WHAT IS BEING ASKED
Pictures do not belong in the copy; restate the records below word for word.

=== EXERCISE MATERIALS ===

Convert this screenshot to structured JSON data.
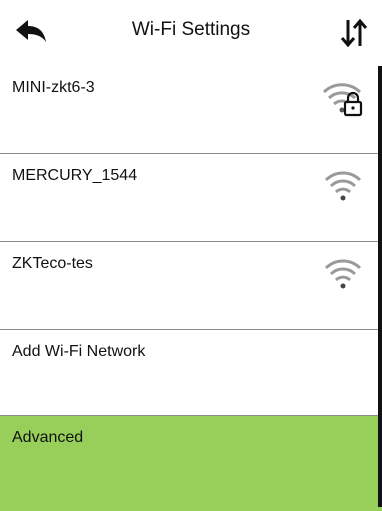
{
  "header": {
    "title": "Wi-Fi Settings",
    "back_icon": "back-arrow-icon",
    "sort_icon": "sort-icon"
  },
  "networks": [
    {
      "name": "MINI-zkt6-3",
      "icon": "wifi-lock-icon",
      "secured": true
    },
    {
      "name": "MERCURY_1544",
      "icon": "wifi-icon",
      "secured": false
    },
    {
      "name": "ZKTeco-tes",
      "icon": "wifi-icon",
      "secured": false
    }
  ],
  "actions": {
    "add_label": "Add Wi-Fi Network",
    "advanced_label": "Advanced"
  },
  "colors": {
    "highlight": "#98cf5a",
    "divider": "#8a8a8a",
    "wifi_gray": "#9a9a9a"
  }
}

===

COMPLETE ANSWER
Convert this screenshot to structured JSON data.
{
  "header": {
    "title": "Wi-Fi Settings",
    "back_icon": "back-arrow-icon",
    "sort_icon": "sort-icon"
  },
  "networks": [
    {
      "name": "MINI-zkt6-3",
      "icon": "wifi-lock-icon",
      "secured": true
    },
    {
      "name": "MERCURY_1544",
      "icon": "wifi-icon",
      "secured": false
    },
    {
      "name": "ZKTeco-tes",
      "icon": "wifi-icon",
      "secured": false
    }
  ],
  "actions": {
    "add_label": "Add Wi-Fi Network",
    "advanced_label": "Advanced"
  },
  "colors": {
    "highlight": "#98cf5a",
    "divider": "#8a8a8a",
    "wifi_gray": "#9a9a9a"
  }
}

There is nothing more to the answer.